# [Exercise brief]
Write out the entries below once more, exactly, with the pictures left out.
══ Data provided ══
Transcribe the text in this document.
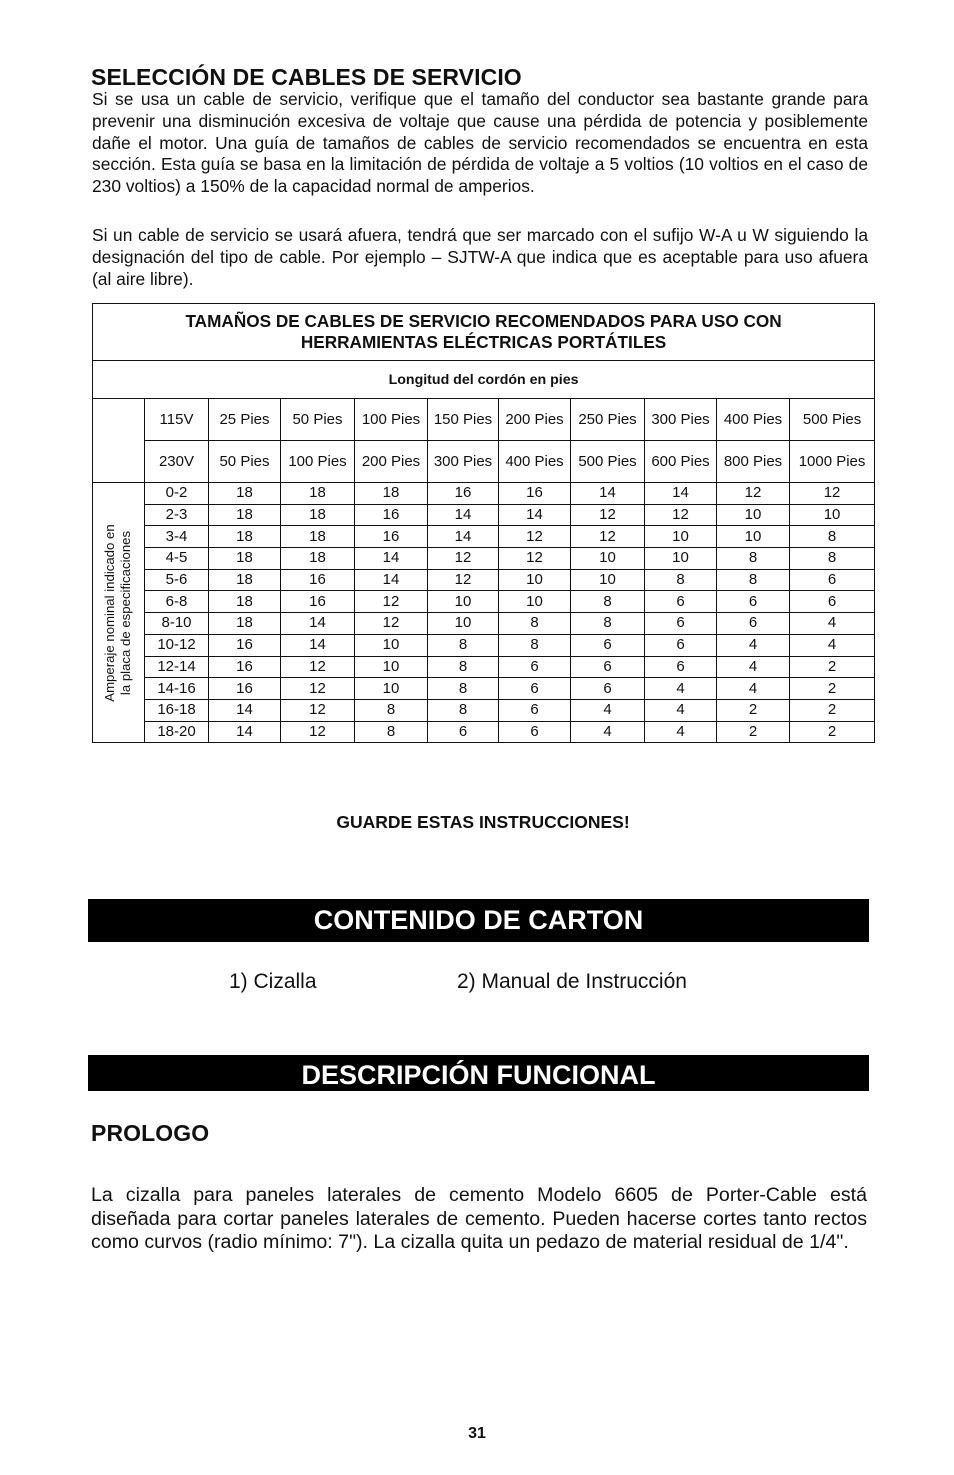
SELECCIÓN DE CABLES DE SERVICIO

Si se usa un cable de servicio, verifique que el tamaño del conductor sea bastante grande para prevenir una disminución excesiva de voltaje que cause una pérdida de potencia y posiblemente dañe el motor. Una guía de tamaños de cables de servicio recomendados se encuentra en esta sección. Esta guía se basa en la limitación de pérdida de voltaje a 5 voltios (10 voltios en el caso de 230 voltios) a 150% de la capacidad normal de amperios.

Si un cable de servicio se usará afuera, tendrá que ser marcado con el sufijo W-A u W siguiendo la designación del tipo de cable. Por ejemplo – SJTW-A que indica que es aceptable para uso afuera (al aire libre).

TAMAÑOS DE CABLES DE SERVICIO RECOMENDADOS PARA USO CON
HERRAMIENTAS ELÉCTRICAS PORTÁTILES										

Longitud del cordón en pies										
	115V	25 Pies	50 Pies	100 Pies	150 Pies	200 Pies	250 Pies	300 Pies	400 Pies	500 Pies
	230V	50 Pies	100 Pies	200 Pies	300 Pies	400 Pies	500 Pies	600 Pies	800 Pies	1000 Pies

Amperaje nominal indicado en la placa de especificaciones	0-2	18	18	18	16	16	14	14	12	12
	2-3	18	18	16	14	14	12	12	10	10
	3-4	18	18	16	14	12	12	10	10	8
	4-5	18	18	14	12	12	10	10	8	8
	5-6	18	16	14	12	10	10	8	8	6
	6-8	18	16	12	10	10	8	6	6	6
	8-10	18	14	12	10	8	8	6	6	4
	10-12	16	14	10	8	8	6	6	4	4
	12-14	16	12	10	8	6	6	6	4	2
	14-16	16	12	10	8	6	6	4	4	2
	16-18	14	12	8	8	6	4	4	2	2
	18-20	14	12	8	6	6	4	4	2	2
GUARDE ESTAS INSTRUCCIONES!
CONTENIDO DE CARTON
1) Cizalla	2) Manual de Instrucción
DESCRIPCIÓN FUNCIONAL
PROLOGO

La cizalla para paneles laterales de cemento Modelo 6605 de Porter-Cable está diseñada para cortar paneles laterales de cemento. Pueden hacerse cortes tanto rectos como curvos (radio mínimo: 7"). La cizalla quita un pedazo de material residual de 1/4".

31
═══
# [Problem solution]
Transcribe the text in this document.
SELECCIÓN DE CABLES DE SERVICIO

Si se usa un cable de servicio, verifique que el tamaño del conductor sea bastante grande para prevenir una disminución excesiva de voltaje que cause una pérdida de potencia y posiblemente dañe el motor. Una guía de tamaños de cables de servicio recomendados se encuentra en esta sección. Esta guía se basa en la limitación de pérdida de voltaje a 5 voltios (10 voltios en el caso de 230 voltios) a 150% de la capacidad normal de amperios.

Si un cable de servicio se usará afuera, tendrá que ser marcado con el sufijo W-A u W siguiendo la designación del tipo de cable. Por ejemplo – SJTW-A que indica que es aceptable para uso afuera (al aire libre).

TAMAÑOS DE CABLES DE SERVICIO RECOMENDADOS PARA USO CON
HERRAMIENTAS ELÉCTRICAS PORTÁTILES										

Longitud del cordón en pies										
	115V	25 Pies	50 Pies	100 Pies	150 Pies	200 Pies	250 Pies	300 Pies	400 Pies	500 Pies
	230V	50 Pies	100 Pies	200 Pies	300 Pies	400 Pies	500 Pies	600 Pies	800 Pies	1000 Pies

Amperaje nominal indicado en la placa de especificaciones	0-2	18	18	18	16	16	14	14	12	12
	2-3	18	18	16	14	14	12	12	10	10
	3-4	18	18	16	14	12	12	10	10	8
	4-5	18	18	14	12	12	10	10	8	8
	5-6	18	16	14	12	10	10	8	8	6
	6-8	18	16	12	10	10	8	6	6	6
	8-10	18	14	12	10	8	8	6	6	4
	10-12	16	14	10	8	8	6	6	4	4
	12-14	16	12	10	8	6	6	6	4	2
	14-16	16	12	10	8	6	6	4	4	2
	16-18	14	12	8	8	6	4	4	2	2
	18-20	14	12	8	6	6	4	4	2	2
GUARDE ESTAS INSTRUCCIONES!
CONTENIDO DE CARTON
1) Cizalla	2) Manual de Instrucción
DESCRIPCIÓN FUNCIONAL
PROLOGO

La cizalla para paneles laterales de cemento Modelo 6605 de Porter-Cable está diseñada para cortar paneles laterales de cemento. Pueden hacerse cortes tanto rectos como curvos (radio mínimo: 7"). La cizalla quita un pedazo de material residual de 1/4".

31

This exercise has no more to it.